* _Written problem_: What number of lines contain the word "باشید"? Reply with the number and nothing else.

* _Extracted information_:
········

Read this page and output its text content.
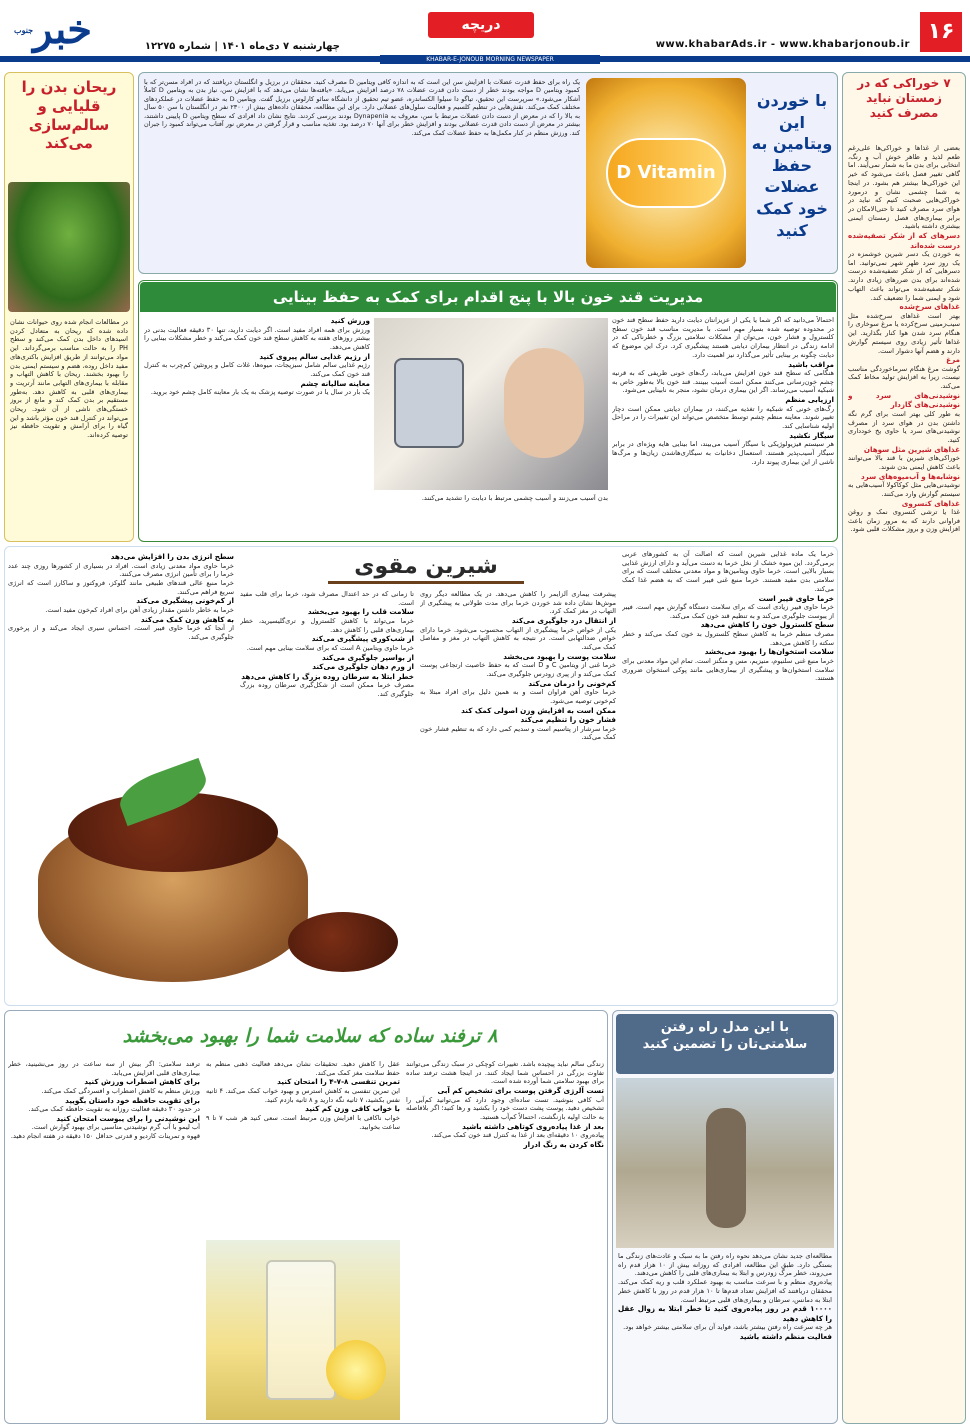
خبر$^{جنوب}$	دریچه
چهارشنبه ۷ دی‌ماه ۱۴۰۱ | شماره ۱۲۲۷۵	www.khabarAds.ir - www.khabarjonoub.ir
۱۶
KHABAR-E-JONOUB MORNING NEWSPAPER
۷ خوراکی که در زمستان نباید مصرف کنید

بعضی از غذاها و خوراکی‌ها علی‌رغم طعم لذیذ و ظاهر خوش آب و رنگ، انتخابی برای بدن ما به شمار نمی‌آیند. اما گاهی تغییر فصل باعث می‌شود که خیر این خوراکی‌ها بیشتر هم بشود. در اینجا به شما چشمی نشان و درمورد خوراکی‌هایی صحبت کنیم که نباید در هوای سرد مصرف کنید تا حتی‌الامکان در برابر بیماری‌های فصل زمستان ایمنی بیشتری داشته باشید.

دسرهای که از شکر تصفیه‌شده درست شده‌اند

به خوردن یک دسر شیرین خوشمزه در یک روز سرد ظهر شهر نمی‌توانید. اما دسرهایی که از شکر تصفیه‌شده درست شده‌اند برای بدن ضررهای زیادی دارند. شکر تصفیه‌شده می‌تواند باعث التهاب شود و ایمنی شما را تضعیف کند.

غذاهای سرخ‌شده

بهتر است غذاهای سرخ‌شده مثل سیب‌زمینی سرخ‌کرده یا مرغ سوخاری را هنگام سرد شدن هوا کنار بگذارید. این غذاها تأثیر زیادی روی سیستم گوارش دارند و هضم آنها دشوار است.

مرغ

گوشت مرغ هنگام سرماخوردگی مناسب نیست، زیرا به افزایش تولید مخاط کمک می‌کند.

نوشیدنی‌های سرد و نوشیدنی‌های گازدار

به طور کلی بهتر است برای گرم نگه داشتن بدن در هوای سرد از مصرف نوشیدنی‌های سرد یا حاوی یخ خودداری کنید.

غذاهای شیرین مثل سوهان

خوراکی‌های شیرین با قند بالا می‌توانند باعث کاهش ایمنی بدن شوند.

نوشابه‌ها و آب‌میوه‌های سرد

نوشیدنی‌هایی مثل کوکاکولا آسیب‌هایی به سیستم گوارش وارد می‌کنند.

غذاهای کنسروی

غذا یا ترشی کنسروی نمک و روغن فراوانی دارند که به مرور زمان باعث افزایش وزن و بروز مشکلات قلبی شود.

D Vitamin
با خوردن این ویتامین به حفظ عضلات خود کمک کنید
یک راه برای حفظ قدرت عضلات با افزایش سن این است که به اندازه کافی ویتامین D مصرف کنید. محققان در برزیل و انگلستان دریافتند که در افراد مسن‌تر که با کمبود ویتامین D مواجه بودند خطر از دست دادن قدرت عضلات ۷۸ درصد افزایش می‌یابد. «یافته‌ها نشان می‌دهد که با افزایش سن، نیاز بدن به ویتامین D کاملاً آشکار می‌شود.» سرپرست این تحقیق، تیاگو دا سیلوا الکساندره، عضو تیم تحقیق از دانشگاه سائو کارلوس برزیل گفت. ویتامین D به حفظ عضلات در عملکردهای مختلف کمک می‌کند. نقش‌هایی در تنظیم کلسیم و فعالیت سلول‌های عضلانی دارد. برای این مطالعه، محققان داده‌های بیش از ۲۳۰۰ نفر در انگلستان با سن ۵۰ سال به بالا را که در معرض از دست دادن عضلات مرتبط با سن، معروف به Dynapenia بودند بررسی کردند. نتایج نشان داد افرادی که سطح ویتامین D پایینی داشتند، بیشتر در معرض از دست دادن قدرت عضلانی بودند و افزایش خطر برای آنها ۷۰ درصد بود. تغذیه مناسب و قرار گرفتن در معرض نور آفتاب می‌تواند کمبود را جبران کند. ورزش منظم در کنار مکمل‌ها به حفظ عضلات کمک می‌کند.
ریحان بدن را قلیایی و سالم‌سازی می‌کند
در مطالعات انجام شده روی حیوانات نشان داده شده که ریحان به متعادل کردن اسیدهای داخل بدن کمک می‌کند و سطح PH را به حالت مناسب برمی‌گرداند. این مواد می‌توانند از طریق افزایش باکتری‌های مفید داخل روده، هضم و سیستم ایمنی بدن را بهبود بخشند. ریحان با کاهش التهاب و مقابله با بیماری‌های التهابی مانند آرتریت و بیماری‌های قلبی به کاهش دهد. به‌طور مستقیم بر بدن کمک کند و مانع از بروز خستگی‌های ناشی از آن شود. ریحان می‌تواند در کنترل قند خون مؤثر باشد و این گیاه را برای آرامش و تقویت حافظه نیز توصیه کرده‌اند.
مدیریت قند خون بالا با پنج اقدام برای کمک به حفظ بینایی

احتمالاً می‌دانید که اگر شما یا یکی از عزیزانتان دیابت دارید حفظ سطح قند خون در محدوده توصیه شده بسیار مهم است. با مدیریت مناسب قند خون سطح کلسترول و فشار خون، می‌توان از مشکلات سلامتی بزرگ و خطرناکی که در ادامه زندگی در انتظار بیماران دیابتی هستند پیشگیری کرد. درک این موضوع که دیابت چگونه بر بینایی تأثیر می‌گذارد نیز اهمیت دارد.

مراقب باشید

هنگامی که سطح قند خون افزایش می‌یابد، رگ‌های خونی ظریفی که به قرنیه چشم خون‌رسانی می‌کنند ممکن است آسیب ببینند. قند خون بالا به‌طور خاص به شبکیه آسیب می‌رساند. اگر این بیماری درمان نشود، منجر به نابینایی می‌شود.

ارزیابی منظم

رگ‌های خونی که شبکیه را تغذیه می‌کنند، در بیماران دیابتی ممکن است دچار تغییر شوند. معاینه منظم چشم توسط متخصص می‌تواند این تغییرات را در مراحل اولیه شناسایی کند.

سیگار نکشید

هر سیستم فیزیولوژیکی با سیگار آسیب می‌بیند، اما بینایی هایه ویژه‌ای در برابر سیگار آسیب‌پذیر هستند. استعمال دخانیات به سیگاری‌ها‌شدن زیان‌ها و مرگ‌ها ناشی از این بیماری پیوند دارد.

بدن آسیب می‌زنند و آسیب چشمی مرتبط با دیابت را تشدید می‌کنند.

ورزش کنید

ورزش برای همه افراد مفید است. اگر دیابت دارید، تنها ۳۰ دقیقه فعالیت بدنی در بیشتر روزهای هفته به کاهش سطح قند خون کمک می‌کند و خطر مشکلات بینایی را کاهش می‌دهد.

از رژیم غذایی سالم پیروی کنید

رژیم غذایی سالم شامل سبزیجات، میوه‌ها، غلات کامل و پروتئین کم‌چرب به کنترل قند خون کمک می‌کند.

معاینه سالیانه چشم

یک بار در سال یا در صورت توصیه پزشک به یک بار معاینه کامل چشم خود بروید.

شیرین مقوی	خرما یک ماده غذایی شیرین است که اصالت آن به کشورهای عربی برمی‌گردد. این میوه خشک از نخل خرما به دست می‌آید و دارای ارزش غذایی بسیار بالایی است. خرما حاوی ویتامین‌ها و مواد معدنی مختلف است که برای سلامتی بدن مفید هستند. خرما منبع غنی فیبر است که به هضم غذا کمک می‌کند.

خرما حاوی فیبر است

خرما حاوی فیبر زیادی است که برای سلامت دستگاه گوارش مهم است. فیبر از یبوست جلوگیری می‌کند و به تنظیم قند خون کمک می‌کند.

سطح کلسترول خون را کاهش می‌دهد

مصرف منظم خرما به کاهش سطح کلسترول بد خون کمک می‌کند و خطر سکته را کاهش می‌دهد.

سلامت استخوان‌ها را بهبود می‌بخشد

خرما منبع غنی سلنیوم، منیزیم، مس و منگنز است. تمام این مواد معدنی برای سلامت استخوان‌ها و پیشگیری از بیماری‌هایی مانند پوکی استخوان ضروری هستند.

پیشرفت بیماری آلزایمر را کاهش می‌دهد. در یک مطالعه دیگر روی موش‌ها نشان داده شد خوردن خرما برای مدت طولانی به پیشگیری از التهاب در مغز کمک کرد.

از انتقال درد جلوگیری می‌کند

یکی از خواص خرما پیشگیری از التهاب محسوب می‌شود. خرما دارای خواص ضدالتهابی است. در نتیجه به کاهش التهاب در مغز و مفاصل کمک می‌کند.

سلامت پوست را بهبود می‌بخشد

خرما غنی از ویتامین C و D است که به حفظ خاصیت ارتجاعی پوست کمک می‌کند و از پیری زودرس جلوگیری می‌کند.

کم‌خونی را درمان می‌کند

خرما حاوی آهن فراوان است و به همین دلیل برای افراد مبتلا به کم‌خونی توصیه می‌شود.

ممکن است به افزایش وزن اصولی کمک کند

فشار خون را تنظیم می‌کند

خرما سرشار از پتاسیم است و سدیم کمی دارد که به تنظیم فشار خون کمک می‌کند.

تا زمانی که در حد اعتدال مصرف شود، خرما برای قلب مفید است.

سلامت قلب را بهبود می‌بخشد

خرما می‌تواند با کاهش کلسترول و تری‌گلیسیرید، خطر بیماری‌های قلبی را کاهش دهد.

از شب‌کوری پیشگیری می‌کند

خرما حاوی ویتامین A است که برای سلامت بینایی مهم است.

از بواسیر جلوگیری می‌کند

از ورم دهان جلوگیری می‌کند

خطر ابتلا به سرطان روده بزرگ را کاهش می‌دهد

مصرف خرما ممکن است از شکل‌گیری سرطان روده بزرگ جلوگیری کند.

سطح انرژی بدن را افزایش می‌دهد

خرما حاوی مواد معدنی زیادی است. افراد در بسیاری از کشورها روزی چند عدد خرما را برای تأمین انرژی مصرف می‌کنند.

خرما منبع عالی قندهای طبیعی مانند گلوکز، فروکتوز و ساکارز است که انرژی سریع فراهم می‌کنند.

از کم‌خونی پیشگیری می‌کند

خرما به خاطر داشتن مقدار زیادی آهن برای افراد کم‌خون مفید است.

به کاهش وزن کمک می‌کند

از آنجا که خرما حاوی فیبر است، احساس سیری ایجاد می‌کند و از پرخوری جلوگیری می‌کند.

با این مدل راه رفتن
سلامتی‌تان را تضمین کنید

مطالعه‌ای جدید نشان می‌دهد نحوه راه رفتن ما به سبک و عادت‌های زندگی ما بستگی دارد. طبق این مطالعه، افرادی که روزانه بیش از ۱۰ هزار قدم راه می‌روند، خطر مرگ زودرس و ابتلا به بیماری‌های قلبی را کاهش می‌دهند.

پیاده‌روی منظم و با سرعت مناسب به بهبود عملکرد قلب و ریه کمک می‌کند. محققان دریافتند که افزایش تعداد قدم‌ها تا ۱۰ هزار قدم در روز با کاهش خطر ابتلا به دمانس، سرطان و بیماری‌های قلبی مرتبط است.

۱۰۰۰۰ قدم در روز پیاده‌روی کنید تا خطر ابتلا به زوال عقل را کاهش دهید

هر چه سرعت راه رفتن بیشتر باشد، فواید آن برای سلامتی بیشتر خواهد بود.

فعالیت منظم داشته باشید

۸ ترفند ساده که سلامت شما را بهبود می‌بخشد

زندگی سالم نباید پیچیده باشد. تغییرات کوچکی در سبک زندگی می‌توانند تفاوت بزرگی در احساس شما ایجاد کنند. در اینجا هشت ترفند ساده برای بهبود سلامتی شما آورده شده است.

تست آلرژی گرفتن پوست برای تشخیص کم آبی

آب کافی بنوشید. تست ساده‌ای وجود دارد که می‌توانید کم‌آبی را تشخیص دهید. پوست پشت دست خود را بکشید و رها کنید؛ اگر بلافاصله به حالت اولیه بازنگشت، احتمالاً کم‌آب هستید.

بعد از غذا پیاده‌روی کوتاهی داشته باشید

پیاده‌روی ۱۰ دقیقه‌ای بعد از غذا به کنترل قند خون کمک می‌کند.

نگاه کردن به رنگ ادرار

عقل را کاهش دهید. تحقیقات نشان می‌دهد فعالیت ذهنی منظم به حفظ سلامت مغز کمک می‌کند.

تمرین تنفسی ۸-۷-۴ را امتحان کنید

این تمرین تنفسی به کاهش استرس و بهبود خواب کمک می‌کند. ۴ ثانیه نفس بکشید، ۷ ثانیه نگه دارید و ۸ ثانیه بازدم کنید.

با خواب کافی وزن کم کنید

خواب ناکافی با افزایش وزن مرتبط است. سعی کنید هر شب ۷ تا ۹ ساعت بخوابید.

ترفند سلامتی: اگر بیش از سه ساعت در روز می‌نشینید، خطر بیماری‌های قلبی افزایش می‌یابد.

برای کاهش اضطراب ورزش کنید

ورزش منظم به کاهش اضطراب و افسردگی کمک می‌کند.

برای تقویت حافظه خود داستان بگویید

در حدود ۳۰ دقیقه فعالیت روزانه به تقویت حافظه کمک می‌کند.

این نوشیدنی را برای یبوست امتحان کنید

آب لیمو با آب گرم نوشیدنی مناسبی برای بهبود گوارش است.

قهوه و تمرینات کاردیو و قدرتی حداقل ۱۵۰ دقیقه در هفته انجام دهید.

········

* _Solution to the exercise_: 4